[Collection entries]
════════════════════

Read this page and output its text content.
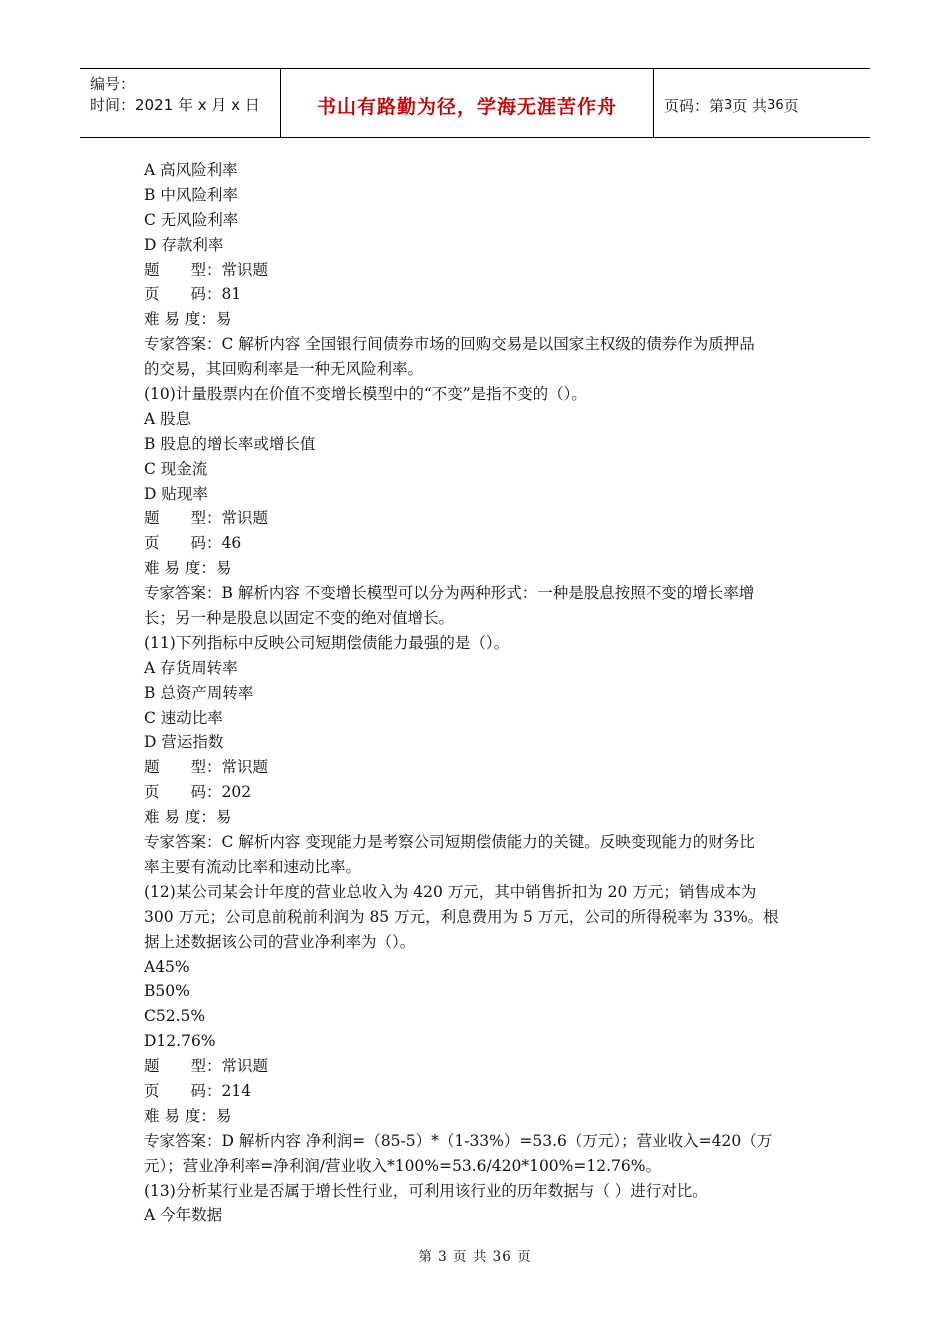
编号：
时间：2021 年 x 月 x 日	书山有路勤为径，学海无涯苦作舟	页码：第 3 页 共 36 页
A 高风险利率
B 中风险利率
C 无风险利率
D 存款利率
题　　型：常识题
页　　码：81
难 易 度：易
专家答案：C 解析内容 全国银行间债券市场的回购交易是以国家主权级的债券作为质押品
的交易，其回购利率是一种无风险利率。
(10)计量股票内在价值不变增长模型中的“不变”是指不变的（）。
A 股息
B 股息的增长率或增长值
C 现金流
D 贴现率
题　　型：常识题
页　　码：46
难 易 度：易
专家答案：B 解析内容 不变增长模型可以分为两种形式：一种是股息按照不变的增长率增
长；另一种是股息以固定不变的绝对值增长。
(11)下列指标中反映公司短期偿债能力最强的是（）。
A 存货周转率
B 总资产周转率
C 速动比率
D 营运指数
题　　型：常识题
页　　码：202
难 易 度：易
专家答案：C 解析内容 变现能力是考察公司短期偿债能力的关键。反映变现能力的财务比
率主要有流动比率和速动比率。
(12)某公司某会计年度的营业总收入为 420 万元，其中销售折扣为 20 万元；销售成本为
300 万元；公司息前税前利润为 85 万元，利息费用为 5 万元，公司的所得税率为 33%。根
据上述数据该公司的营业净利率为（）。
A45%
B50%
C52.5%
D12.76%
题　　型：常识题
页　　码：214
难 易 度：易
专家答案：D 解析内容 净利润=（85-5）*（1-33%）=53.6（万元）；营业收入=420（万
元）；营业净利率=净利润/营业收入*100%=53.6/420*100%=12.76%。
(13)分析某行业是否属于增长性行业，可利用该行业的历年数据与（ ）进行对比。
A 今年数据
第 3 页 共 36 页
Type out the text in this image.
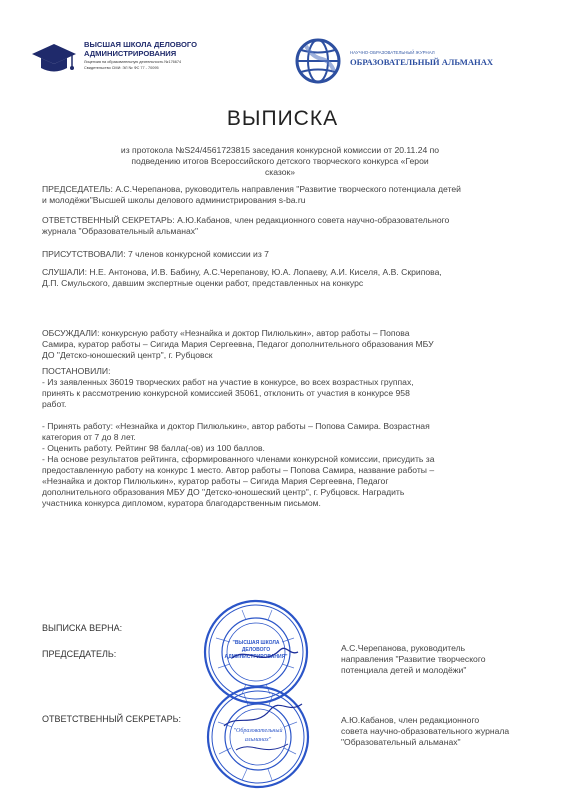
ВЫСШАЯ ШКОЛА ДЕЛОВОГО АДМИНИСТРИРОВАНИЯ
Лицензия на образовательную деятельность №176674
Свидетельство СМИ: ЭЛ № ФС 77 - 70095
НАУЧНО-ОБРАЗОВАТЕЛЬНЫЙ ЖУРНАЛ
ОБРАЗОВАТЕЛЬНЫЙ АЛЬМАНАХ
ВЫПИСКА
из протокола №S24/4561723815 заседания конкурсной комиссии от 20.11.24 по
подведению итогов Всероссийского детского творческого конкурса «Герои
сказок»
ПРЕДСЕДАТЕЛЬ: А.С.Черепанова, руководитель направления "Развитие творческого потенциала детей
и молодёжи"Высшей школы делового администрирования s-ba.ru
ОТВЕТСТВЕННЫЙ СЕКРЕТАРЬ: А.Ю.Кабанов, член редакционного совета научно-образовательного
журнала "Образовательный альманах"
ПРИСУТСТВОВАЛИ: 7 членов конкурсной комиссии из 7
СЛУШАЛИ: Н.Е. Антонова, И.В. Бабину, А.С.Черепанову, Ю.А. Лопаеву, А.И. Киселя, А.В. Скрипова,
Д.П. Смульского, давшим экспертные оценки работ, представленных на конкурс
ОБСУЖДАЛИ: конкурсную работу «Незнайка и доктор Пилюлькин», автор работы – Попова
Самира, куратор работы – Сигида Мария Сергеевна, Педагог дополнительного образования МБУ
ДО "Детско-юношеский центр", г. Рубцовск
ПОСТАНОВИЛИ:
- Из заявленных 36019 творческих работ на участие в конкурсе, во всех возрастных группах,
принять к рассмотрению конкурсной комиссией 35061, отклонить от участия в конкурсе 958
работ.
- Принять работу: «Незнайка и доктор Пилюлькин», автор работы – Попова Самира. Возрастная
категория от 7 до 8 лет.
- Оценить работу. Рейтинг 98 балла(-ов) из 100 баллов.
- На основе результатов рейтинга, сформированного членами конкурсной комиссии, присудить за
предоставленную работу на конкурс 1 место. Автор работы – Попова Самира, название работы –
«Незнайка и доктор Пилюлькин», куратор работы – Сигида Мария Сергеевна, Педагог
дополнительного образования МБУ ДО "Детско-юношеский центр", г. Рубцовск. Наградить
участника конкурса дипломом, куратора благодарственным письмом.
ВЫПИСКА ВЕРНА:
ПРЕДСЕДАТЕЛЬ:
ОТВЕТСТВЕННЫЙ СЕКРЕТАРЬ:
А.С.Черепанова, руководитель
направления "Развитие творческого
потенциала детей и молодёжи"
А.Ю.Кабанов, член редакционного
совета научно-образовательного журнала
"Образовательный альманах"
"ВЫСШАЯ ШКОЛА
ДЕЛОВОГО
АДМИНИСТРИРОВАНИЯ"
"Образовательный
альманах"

════════════════════

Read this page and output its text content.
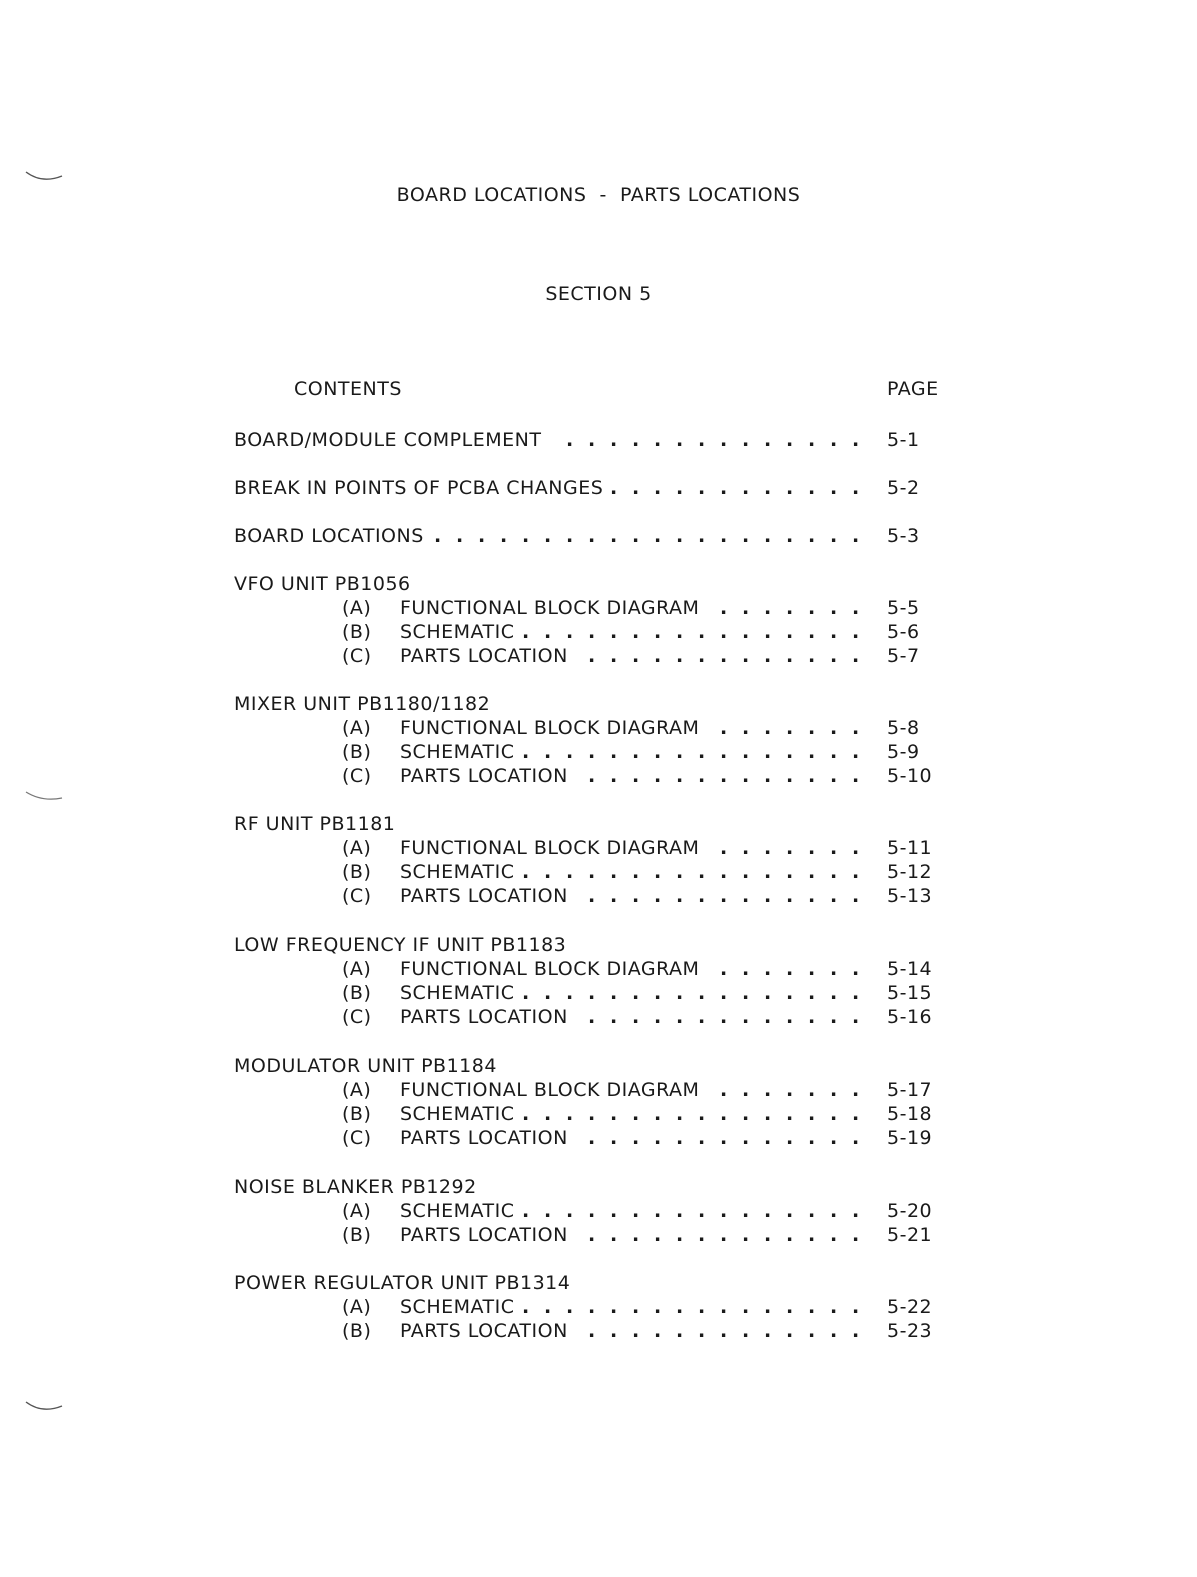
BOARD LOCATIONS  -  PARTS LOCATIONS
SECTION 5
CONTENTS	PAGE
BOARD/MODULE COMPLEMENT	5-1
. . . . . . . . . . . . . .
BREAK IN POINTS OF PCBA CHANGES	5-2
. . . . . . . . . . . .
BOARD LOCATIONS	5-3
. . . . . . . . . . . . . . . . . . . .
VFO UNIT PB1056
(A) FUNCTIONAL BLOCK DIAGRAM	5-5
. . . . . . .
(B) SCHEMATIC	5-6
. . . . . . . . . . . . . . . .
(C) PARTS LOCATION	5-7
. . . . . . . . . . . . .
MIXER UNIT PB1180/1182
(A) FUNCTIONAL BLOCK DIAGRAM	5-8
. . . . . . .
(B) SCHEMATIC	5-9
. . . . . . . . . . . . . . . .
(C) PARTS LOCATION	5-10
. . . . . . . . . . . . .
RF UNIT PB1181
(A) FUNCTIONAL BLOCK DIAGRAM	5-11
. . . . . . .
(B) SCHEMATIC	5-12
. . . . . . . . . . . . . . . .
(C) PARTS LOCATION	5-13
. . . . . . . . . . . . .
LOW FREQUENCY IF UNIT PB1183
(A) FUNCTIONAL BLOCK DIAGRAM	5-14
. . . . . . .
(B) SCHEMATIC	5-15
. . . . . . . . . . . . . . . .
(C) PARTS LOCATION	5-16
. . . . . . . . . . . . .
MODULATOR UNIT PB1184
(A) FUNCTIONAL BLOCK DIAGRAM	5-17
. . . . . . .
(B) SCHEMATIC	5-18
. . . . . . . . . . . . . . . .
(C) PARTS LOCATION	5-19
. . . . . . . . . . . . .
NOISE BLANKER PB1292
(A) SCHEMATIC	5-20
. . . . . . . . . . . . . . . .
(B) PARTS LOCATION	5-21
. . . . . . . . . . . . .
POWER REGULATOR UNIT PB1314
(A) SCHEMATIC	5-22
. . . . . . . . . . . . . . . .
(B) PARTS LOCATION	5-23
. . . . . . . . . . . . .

════════════════════

• Requirements:
Show all lines from the records above where the word "образовательного" occurs.

• Problem solution:
ОТВЕТСТВЕННЫЙ СЕКРЕТАРЬ: А.Ю.Кабанов, член редакционного совета научно-образовательного
совета научно-образовательного журнала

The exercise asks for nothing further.